> **Set problem**: Copy out the entries exactly, from the first line to the last.

* * * *

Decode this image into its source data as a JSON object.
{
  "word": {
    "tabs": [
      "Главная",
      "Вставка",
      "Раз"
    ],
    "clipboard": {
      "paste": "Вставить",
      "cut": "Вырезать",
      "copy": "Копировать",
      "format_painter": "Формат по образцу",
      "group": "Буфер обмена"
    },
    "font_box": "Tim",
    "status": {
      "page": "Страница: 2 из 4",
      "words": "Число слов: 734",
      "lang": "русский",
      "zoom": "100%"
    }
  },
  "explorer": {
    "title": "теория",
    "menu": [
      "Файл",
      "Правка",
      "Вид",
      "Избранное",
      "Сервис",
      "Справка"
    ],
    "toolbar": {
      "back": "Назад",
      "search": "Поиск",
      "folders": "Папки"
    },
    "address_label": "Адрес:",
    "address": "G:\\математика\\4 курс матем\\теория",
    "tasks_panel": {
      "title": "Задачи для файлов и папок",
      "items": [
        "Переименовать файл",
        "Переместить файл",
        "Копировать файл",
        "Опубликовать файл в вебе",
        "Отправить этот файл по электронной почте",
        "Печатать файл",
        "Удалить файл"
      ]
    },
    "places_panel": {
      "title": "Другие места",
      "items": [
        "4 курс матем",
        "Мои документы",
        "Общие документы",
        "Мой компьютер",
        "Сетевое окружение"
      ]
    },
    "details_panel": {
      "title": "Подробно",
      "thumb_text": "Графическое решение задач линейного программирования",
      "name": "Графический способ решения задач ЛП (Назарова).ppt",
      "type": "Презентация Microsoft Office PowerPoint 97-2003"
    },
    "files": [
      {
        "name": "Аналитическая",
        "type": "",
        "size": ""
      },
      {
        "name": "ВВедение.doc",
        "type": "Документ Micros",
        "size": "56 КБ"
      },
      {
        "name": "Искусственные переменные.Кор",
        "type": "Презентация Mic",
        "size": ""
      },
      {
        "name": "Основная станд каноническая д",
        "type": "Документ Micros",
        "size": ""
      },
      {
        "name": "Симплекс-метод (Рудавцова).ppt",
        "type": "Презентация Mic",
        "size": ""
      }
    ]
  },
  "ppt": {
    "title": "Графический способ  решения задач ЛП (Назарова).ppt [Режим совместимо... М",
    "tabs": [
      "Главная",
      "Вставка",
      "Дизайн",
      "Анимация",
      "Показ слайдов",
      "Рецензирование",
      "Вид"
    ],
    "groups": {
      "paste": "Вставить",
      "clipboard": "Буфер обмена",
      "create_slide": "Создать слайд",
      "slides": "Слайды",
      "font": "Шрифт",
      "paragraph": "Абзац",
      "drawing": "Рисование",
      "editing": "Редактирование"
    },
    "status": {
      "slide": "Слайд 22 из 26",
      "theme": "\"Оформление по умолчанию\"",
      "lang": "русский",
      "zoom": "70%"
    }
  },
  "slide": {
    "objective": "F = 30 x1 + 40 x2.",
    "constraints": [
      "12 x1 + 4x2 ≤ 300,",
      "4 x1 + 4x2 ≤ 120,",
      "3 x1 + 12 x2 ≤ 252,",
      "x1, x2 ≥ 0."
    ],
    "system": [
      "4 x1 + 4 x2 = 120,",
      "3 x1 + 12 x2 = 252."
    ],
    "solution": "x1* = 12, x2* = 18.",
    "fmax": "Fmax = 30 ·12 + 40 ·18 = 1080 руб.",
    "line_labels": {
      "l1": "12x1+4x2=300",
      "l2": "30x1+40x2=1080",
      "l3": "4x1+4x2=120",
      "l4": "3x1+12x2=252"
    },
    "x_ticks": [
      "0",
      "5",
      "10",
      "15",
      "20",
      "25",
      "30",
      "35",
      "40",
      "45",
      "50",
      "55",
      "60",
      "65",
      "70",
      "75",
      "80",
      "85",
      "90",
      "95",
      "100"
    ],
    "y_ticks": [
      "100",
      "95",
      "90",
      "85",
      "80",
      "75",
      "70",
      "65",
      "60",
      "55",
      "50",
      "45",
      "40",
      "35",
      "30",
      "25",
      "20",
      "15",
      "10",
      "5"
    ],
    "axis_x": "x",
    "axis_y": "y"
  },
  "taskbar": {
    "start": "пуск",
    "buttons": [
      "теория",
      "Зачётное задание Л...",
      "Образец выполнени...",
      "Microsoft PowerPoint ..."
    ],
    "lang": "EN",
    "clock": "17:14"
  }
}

* * * *

> **Task result**:
Decode this image into its source data as a JSON object.
{
  "word": {
    "tabs": [
      "Главная",
      "Вставка",
      "Раз"
    ],
    "clipboard": {
      "paste": "Вставить",
      "cut": "Вырезать",
      "copy": "Копировать",
      "format_painter": "Формат по образцу",
      "group": "Буфер обмена"
    },
    "font_box": "Tim",
    "status": {
      "page": "Страница: 2 из 4",
      "words": "Число слов: 734",
      "lang": "русский",
      "zoom": "100%"
    }
  },
  "explorer": {
    "title": "теория",
    "menu": [
      "Файл",
      "Правка",
      "Вид",
      "Избранное",
      "Сервис",
      "Справка"
    ],
    "toolbar": {
      "back": "Назад",
      "search": "Поиск",
      "folders": "Папки"
    },
    "address_label": "Адрес:",
    "address": "G:\\математика\\4 курс матем\\теория",
    "tasks_panel": {
      "title": "Задачи для файлов и папок",
      "items": [
        "Переименовать файл",
        "Переместить файл",
        "Копировать файл",
        "Опубликовать файл в вебе",
        "Отправить этот файл по электронной почте",
        "Печатать файл",
        "Удалить файл"
      ]
    },
    "places_panel": {
      "title": "Другие места",
      "items": [
        "4 курс матем",
        "Мои документы",
        "Общие документы",
        "Мой компьютер",
        "Сетевое окружение"
      ]
    },
    "details_panel": {
      "title": "Подробно",
      "thumb_text": "Графическое решение задач линейного программирования",
      "name": "Графический способ решения задач ЛП (Назарова).ppt",
      "type": "Презентация Microsoft Office PowerPoint 97-2003"
    },
    "files": [
      {
        "name": "Аналитическая",
        "type": "",
        "size": ""
      },
      {
        "name": "ВВедение.doc",
        "type": "Документ Micros",
        "size": "56 КБ"
      },
      {
        "name": "Искусственные переменные.Кор",
        "type": "Презентация Mic",
        "size": ""
      },
      {
        "name": "Основная станд каноническая д",
        "type": "Документ Micros",
        "size": ""
      },
      {
        "name": "Симплекс-метод (Рудавцова).ppt",
        "type": "Презентация Mic",
        "size": ""
      }
    ]
  },
  "ppt": {
    "title": "Графический способ  решения задач ЛП (Назарова).ppt [Режим совместимо... М",
    "tabs": [
      "Главная",
      "Вставка",
      "Дизайн",
      "Анимация",
      "Показ слайдов",
      "Рецензирование",
      "Вид"
    ],
    "groups": {
      "paste": "Вставить",
      "clipboard": "Буфер обмена",
      "create_slide": "Создать слайд",
      "slides": "Слайды",
      "font": "Шрифт",
      "paragraph": "Абзац",
      "drawing": "Рисование",
      "editing": "Редактирование"
    },
    "status": {
      "slide": "Слайд 22 из 26",
      "theme": "\"Оформление по умолчанию\"",
      "lang": "русский",
      "zoom": "70%"
    }
  },
  "slide": {
    "objective": "F = 30 x1 + 40 x2.",
    "constraints": [
      "12 x1 + 4x2 ≤ 300,",
      "4 x1 + 4x2 ≤ 120,",
      "3 x1 + 12 x2 ≤ 252,",
      "x1, x2 ≥ 0."
    ],
    "system": [
      "4 x1 + 4 x2 = 120,",
      "3 x1 + 12 x2 = 252."
    ],
    "solution": "x1* = 12, x2* = 18.",
    "fmax": "Fmax = 30 ·12 + 40 ·18 = 1080 руб.",
    "line_labels": {
      "l1": "12x1+4x2=300",
      "l2": "30x1+40x2=1080",
      "l3": "4x1+4x2=120",
      "l4": "3x1+12x2=252"
    },
    "x_ticks": [
      "0",
      "5",
      "10",
      "15",
      "20",
      "25",
      "30",
      "35",
      "40",
      "45",
      "50",
      "55",
      "60",
      "65",
      "70",
      "75",
      "80",
      "85",
      "90",
      "95",
      "100"
    ],
    "y_ticks": [
      "100",
      "95",
      "90",
      "85",
      "80",
      "75",
      "70",
      "65",
      "60",
      "55",
      "50",
      "45",
      "40",
      "35",
      "30",
      "25",
      "20",
      "15",
      "10",
      "5"
    ],
    "axis_x": "x",
    "axis_y": "y"
  },
  "taskbar": {
    "start": "пуск",
    "buttons": [
      "теория",
      "Зачётное задание Л...",
      "Образец выполнени...",
      "Microsoft PowerPoint ..."
    ],
    "lang": "EN",
    "clock": "17:14"
  }
}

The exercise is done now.